» **STATED PROBLEM**: Every line that holds "ขอบค" should be shown.

##### DATA TO USE

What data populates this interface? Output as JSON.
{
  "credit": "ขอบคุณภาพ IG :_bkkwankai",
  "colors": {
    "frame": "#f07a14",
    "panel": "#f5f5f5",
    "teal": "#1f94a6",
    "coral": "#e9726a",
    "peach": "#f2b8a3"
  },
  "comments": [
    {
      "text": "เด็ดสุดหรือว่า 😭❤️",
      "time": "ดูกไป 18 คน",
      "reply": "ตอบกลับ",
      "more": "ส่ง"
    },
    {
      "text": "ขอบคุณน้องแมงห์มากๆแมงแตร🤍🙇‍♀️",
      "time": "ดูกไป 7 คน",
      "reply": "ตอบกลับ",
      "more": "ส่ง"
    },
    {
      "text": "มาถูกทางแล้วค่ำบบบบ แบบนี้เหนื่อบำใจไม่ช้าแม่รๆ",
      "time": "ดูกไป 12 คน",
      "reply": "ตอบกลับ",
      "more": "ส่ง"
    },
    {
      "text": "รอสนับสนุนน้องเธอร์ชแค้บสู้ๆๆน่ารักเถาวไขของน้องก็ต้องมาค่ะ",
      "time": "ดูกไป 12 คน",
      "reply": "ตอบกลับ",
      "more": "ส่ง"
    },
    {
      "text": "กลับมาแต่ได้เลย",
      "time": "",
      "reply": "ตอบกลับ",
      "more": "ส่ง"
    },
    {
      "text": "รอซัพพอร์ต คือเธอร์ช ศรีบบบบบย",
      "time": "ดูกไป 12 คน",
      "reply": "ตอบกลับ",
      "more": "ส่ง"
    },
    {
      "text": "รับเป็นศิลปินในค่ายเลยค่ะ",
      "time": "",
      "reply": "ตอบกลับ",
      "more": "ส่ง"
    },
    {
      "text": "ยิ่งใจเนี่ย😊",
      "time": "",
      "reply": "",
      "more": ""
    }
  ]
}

##########

» **FULL ANSWER**:
  "credit": "ขอบคุณภาพ IG :_bkkwankai",
      "text": "ขอบคุณน้องแมงห์มากๆแมงแตร🤍🙇‍♀️",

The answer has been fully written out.